What this task involves:
Write out all of the data exactly as it appears.

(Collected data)

------------

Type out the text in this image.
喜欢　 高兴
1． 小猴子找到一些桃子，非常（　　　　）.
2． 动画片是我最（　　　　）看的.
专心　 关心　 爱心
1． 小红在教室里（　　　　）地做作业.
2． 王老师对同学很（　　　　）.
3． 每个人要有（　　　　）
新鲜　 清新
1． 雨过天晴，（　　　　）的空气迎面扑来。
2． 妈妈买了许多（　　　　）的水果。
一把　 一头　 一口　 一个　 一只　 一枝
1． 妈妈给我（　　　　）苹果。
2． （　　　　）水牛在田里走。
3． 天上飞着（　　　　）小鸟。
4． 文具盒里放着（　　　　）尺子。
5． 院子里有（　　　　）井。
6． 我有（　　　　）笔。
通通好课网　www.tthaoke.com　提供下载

------------

Written answer:
Type out the text in this image.
喜欢　 高兴
1． 小猴子找到一些桃子，非常（　　　　）.
2． 动画片是我最（　　　　）看的.
专心　 关心　 爱心
1． 小红在教室里（　　　　）地做作业.
2． 王老师对同学很（　　　　）.
3． 每个人要有（　　　　）
新鲜　 清新
1． 雨过天晴，（　　　　）的空气迎面扑来。
2． 妈妈买了许多（　　　　）的水果。
一把　 一头　 一口　 一个　 一只　 一枝
1． 妈妈给我（　　　　）苹果。
2． （　　　　）水牛在田里走。
3． 天上飞着（　　　　）小鸟。
4． 文具盒里放着（　　　　）尺子。
5． 院子里有（　　　　）井。
6． 我有（　　　　）笔。
通通好课网　www.tthaoke.com　提供下载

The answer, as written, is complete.